Excerpted passage:
* * * * * * *
Dutch banking giant ING has joined a consortium, including IBM and mining tech firm MineHub, that is looking to tap blockchain technology in the high-value global mining and metals supply chain.
The partners say the $1.8 trillion global mining and metals market has traditionally suffered from inefficiencies due to manual, paper-based processes and a lack of transparency between supply chain participants.
They aim to fix that by building a new offering on top of the IBM blockchain platform, using a shared ledger to create a single, real time view of transactions and data across the supply chain that can be seen by all permissioned participants.
ING says that this will reduce processes and approvals from weeks to a few hours and cut down the paper documentation needed for transport, finance, invoicing and payments.
The first use case will be built on the MineHub platform and will manage concentrate from a Mexican mine owned by Goldcorp throughout its path to market. ING's part in the process will see the use of smart contracts to streamline the provision of credit facilities.
Arnout van Heukelem, global head, metals and mining, ING, says: "As a global leader in banking in the metals and mining sector, we feel many of the operational challenges that our clients face. Blockchain has the potential to reduce or even overcome these, as shown by our pioneering work in energy with VAKT, in trade finance with Komgo and Voltron, and in the soft commodity sector."
* * * * * * *
Excerpted records:
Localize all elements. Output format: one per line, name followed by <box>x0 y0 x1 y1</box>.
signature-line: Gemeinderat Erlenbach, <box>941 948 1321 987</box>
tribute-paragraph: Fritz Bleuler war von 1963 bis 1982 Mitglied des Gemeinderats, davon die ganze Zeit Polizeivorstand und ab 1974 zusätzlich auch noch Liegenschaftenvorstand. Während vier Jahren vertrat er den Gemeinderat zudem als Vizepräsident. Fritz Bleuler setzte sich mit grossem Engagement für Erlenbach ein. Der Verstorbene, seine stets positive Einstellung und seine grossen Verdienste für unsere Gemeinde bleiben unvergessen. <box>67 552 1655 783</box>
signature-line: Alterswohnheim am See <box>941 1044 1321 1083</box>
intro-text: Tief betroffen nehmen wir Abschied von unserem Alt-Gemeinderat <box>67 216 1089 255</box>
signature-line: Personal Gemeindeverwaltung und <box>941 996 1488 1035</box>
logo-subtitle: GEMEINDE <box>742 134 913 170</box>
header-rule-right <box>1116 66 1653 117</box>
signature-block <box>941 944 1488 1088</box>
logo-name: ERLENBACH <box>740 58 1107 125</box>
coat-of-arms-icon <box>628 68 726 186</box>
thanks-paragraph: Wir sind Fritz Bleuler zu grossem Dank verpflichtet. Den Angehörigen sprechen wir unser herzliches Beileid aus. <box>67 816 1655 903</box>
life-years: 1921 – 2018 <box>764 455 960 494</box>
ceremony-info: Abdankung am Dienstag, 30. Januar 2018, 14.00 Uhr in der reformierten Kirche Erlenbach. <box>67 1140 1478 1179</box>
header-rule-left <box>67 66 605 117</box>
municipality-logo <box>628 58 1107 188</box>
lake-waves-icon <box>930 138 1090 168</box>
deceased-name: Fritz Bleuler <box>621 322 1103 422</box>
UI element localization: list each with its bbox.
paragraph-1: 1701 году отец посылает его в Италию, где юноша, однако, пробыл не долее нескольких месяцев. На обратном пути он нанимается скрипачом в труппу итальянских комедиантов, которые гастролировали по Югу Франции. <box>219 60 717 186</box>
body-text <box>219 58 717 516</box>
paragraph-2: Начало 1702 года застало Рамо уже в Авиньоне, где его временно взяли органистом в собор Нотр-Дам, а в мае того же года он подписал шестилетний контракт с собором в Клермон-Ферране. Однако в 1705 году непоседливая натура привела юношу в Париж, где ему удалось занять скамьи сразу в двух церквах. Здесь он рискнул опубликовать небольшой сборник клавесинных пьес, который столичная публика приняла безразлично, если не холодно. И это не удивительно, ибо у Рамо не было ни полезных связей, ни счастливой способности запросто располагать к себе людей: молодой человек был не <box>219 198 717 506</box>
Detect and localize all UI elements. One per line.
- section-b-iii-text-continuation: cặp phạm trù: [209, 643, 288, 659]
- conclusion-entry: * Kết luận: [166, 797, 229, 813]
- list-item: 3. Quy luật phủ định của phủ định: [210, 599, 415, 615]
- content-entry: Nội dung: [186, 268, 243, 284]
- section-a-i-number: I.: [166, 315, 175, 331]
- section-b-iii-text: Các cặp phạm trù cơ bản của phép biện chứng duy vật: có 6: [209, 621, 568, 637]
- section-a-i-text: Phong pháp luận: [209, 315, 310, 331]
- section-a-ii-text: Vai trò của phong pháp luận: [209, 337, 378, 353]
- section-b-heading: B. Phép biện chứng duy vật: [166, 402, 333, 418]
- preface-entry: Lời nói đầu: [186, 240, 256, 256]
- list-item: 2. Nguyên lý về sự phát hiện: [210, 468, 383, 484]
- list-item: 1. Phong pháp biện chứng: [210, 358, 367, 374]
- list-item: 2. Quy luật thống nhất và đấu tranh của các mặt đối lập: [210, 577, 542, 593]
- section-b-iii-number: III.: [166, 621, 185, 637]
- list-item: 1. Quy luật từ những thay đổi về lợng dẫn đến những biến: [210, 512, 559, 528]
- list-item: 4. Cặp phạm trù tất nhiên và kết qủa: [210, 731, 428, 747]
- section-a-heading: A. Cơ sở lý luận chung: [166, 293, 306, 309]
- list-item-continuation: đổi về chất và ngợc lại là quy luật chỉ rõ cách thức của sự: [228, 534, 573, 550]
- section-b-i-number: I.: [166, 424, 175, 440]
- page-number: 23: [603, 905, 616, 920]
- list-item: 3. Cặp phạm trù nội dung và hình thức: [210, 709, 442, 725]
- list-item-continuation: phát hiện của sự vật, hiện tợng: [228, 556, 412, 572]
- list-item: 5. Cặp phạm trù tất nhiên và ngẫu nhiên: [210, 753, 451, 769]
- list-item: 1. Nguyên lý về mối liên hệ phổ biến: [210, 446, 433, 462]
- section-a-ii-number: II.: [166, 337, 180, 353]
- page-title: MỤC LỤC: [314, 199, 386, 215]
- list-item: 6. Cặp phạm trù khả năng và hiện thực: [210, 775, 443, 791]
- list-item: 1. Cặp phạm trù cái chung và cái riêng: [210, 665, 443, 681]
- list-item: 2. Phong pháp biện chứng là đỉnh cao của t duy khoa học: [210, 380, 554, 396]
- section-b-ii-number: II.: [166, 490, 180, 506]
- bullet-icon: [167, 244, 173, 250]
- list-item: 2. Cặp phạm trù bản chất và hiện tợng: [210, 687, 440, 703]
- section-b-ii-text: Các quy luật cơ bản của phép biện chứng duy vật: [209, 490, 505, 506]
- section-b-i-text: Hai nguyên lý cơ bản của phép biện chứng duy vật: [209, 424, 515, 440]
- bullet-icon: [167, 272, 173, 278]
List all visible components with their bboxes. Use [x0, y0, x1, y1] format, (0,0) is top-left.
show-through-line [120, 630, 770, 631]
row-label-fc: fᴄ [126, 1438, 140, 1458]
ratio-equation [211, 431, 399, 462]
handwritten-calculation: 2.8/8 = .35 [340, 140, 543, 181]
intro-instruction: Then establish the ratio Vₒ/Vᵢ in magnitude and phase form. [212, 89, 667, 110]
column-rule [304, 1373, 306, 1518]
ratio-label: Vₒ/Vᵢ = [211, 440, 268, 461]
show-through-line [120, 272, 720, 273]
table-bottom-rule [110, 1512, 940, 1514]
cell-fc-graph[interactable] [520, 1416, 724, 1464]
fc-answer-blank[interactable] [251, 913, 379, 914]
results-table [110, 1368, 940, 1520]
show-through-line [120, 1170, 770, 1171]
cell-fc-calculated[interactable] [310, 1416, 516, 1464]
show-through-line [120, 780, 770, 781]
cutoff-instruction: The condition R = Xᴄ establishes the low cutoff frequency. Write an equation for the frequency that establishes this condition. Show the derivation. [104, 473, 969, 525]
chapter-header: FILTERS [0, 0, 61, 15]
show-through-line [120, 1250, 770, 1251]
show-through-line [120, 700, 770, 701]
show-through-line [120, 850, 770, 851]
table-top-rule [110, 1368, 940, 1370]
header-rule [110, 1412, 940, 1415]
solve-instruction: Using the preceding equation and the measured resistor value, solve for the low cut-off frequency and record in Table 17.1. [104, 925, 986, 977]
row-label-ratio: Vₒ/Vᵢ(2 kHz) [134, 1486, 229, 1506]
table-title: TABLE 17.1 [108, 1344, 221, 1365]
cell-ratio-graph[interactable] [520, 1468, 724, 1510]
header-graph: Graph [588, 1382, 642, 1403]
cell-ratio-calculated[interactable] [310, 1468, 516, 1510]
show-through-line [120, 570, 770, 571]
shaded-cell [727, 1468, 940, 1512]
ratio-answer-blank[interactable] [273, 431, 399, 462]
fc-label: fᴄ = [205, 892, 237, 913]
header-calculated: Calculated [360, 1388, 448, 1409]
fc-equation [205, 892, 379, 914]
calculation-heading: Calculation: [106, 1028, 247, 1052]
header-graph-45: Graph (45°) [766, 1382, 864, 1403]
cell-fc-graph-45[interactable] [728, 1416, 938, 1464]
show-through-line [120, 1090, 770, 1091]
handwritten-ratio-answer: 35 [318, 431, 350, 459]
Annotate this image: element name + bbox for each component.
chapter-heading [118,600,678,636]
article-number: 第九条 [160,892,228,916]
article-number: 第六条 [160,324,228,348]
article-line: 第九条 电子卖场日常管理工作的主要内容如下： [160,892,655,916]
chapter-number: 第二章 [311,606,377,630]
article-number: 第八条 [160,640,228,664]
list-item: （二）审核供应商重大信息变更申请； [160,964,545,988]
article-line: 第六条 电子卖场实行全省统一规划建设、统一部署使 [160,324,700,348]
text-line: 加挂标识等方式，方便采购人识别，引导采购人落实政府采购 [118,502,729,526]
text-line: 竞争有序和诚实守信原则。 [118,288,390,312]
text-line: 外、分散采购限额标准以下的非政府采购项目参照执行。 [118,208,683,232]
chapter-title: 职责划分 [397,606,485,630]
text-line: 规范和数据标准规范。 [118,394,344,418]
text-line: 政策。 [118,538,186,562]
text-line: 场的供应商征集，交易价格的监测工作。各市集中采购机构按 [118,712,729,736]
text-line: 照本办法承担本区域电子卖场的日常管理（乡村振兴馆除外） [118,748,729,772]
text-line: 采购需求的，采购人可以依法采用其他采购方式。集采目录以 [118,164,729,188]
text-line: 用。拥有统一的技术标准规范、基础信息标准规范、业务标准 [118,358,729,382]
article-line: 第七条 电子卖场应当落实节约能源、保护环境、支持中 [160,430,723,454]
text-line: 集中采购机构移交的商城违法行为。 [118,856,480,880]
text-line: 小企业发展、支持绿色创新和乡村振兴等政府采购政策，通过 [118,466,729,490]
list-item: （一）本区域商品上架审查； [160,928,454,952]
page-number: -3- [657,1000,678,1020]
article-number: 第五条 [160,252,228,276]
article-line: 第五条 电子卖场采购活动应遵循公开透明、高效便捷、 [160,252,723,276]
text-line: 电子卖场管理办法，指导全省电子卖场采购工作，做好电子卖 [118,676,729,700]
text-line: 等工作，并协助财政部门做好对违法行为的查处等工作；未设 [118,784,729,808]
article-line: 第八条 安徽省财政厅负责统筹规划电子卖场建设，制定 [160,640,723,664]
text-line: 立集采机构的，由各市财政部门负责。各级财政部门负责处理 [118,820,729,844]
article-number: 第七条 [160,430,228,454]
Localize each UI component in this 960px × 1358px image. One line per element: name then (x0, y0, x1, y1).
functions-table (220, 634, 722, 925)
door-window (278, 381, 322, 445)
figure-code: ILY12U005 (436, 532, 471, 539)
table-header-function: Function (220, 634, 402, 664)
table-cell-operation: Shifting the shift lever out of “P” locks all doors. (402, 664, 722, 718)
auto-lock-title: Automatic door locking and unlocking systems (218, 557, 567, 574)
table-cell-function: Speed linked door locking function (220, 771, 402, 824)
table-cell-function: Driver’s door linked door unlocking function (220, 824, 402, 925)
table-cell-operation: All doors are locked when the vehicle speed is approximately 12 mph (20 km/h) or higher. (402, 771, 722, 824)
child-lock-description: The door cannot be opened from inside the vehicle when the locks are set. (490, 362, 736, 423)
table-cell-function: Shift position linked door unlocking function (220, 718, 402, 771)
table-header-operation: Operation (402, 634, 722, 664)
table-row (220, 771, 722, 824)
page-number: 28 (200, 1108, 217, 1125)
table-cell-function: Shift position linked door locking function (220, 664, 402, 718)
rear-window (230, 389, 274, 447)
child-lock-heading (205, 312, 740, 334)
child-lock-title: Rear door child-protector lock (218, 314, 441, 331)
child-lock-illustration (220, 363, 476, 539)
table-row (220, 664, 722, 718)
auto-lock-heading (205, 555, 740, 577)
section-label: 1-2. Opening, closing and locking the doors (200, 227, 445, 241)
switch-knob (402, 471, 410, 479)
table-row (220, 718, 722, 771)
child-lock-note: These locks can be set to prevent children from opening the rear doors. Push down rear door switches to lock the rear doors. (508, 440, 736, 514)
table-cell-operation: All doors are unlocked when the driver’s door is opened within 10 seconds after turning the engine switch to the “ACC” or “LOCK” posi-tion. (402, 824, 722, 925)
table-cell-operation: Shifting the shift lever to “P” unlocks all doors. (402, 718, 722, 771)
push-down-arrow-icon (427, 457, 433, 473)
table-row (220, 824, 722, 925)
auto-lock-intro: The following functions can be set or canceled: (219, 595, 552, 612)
* * * * * * *
Problem:
Copy out the full article on ING joining the blockchain consortium for the mining and metals supply chain, word for word and unchanged.

Answer:
Dutch banking giant ING has joined a consortium, including IBM and mining tech firm MineHub, that is looking to tap blockchain technology in the high-value global mining and metals supply chain.
The partners say the $1.8 trillion global mining and metals market has traditionally suffered from inefficiencies due to manual, paper-based processes and a lack of transparency between supply chain participants.
They aim to fix that by building a new offering on top of the IBM blockchain platform, using a shared ledger to create a single, real time view of transactions and data across the supply chain that can be seen by all permissioned participants.
ING says that this will reduce processes and approvals from weeks to a few hours and cut down the paper documentation needed for transport, finance, invoicing and payments.
The first use case will be built on the MineHub platform and will manage concentrate from a Mexican mine owned by Goldcorp throughout its path to market. ING's part in the process will see the use of smart contracts to streamline the provision of credit facilities.
Arnout van Heukelem, global head, metals and mining, ING, says: "As a global leader in banking in the metals and mining sector, we feel many of the operational challenges that our clients face. Blockchain has the potential to reduce or even overcome these, as shown by our pioneering work in energy with VAKT, in trade finance with Komgo and Voltron, and in the soft commodity sector."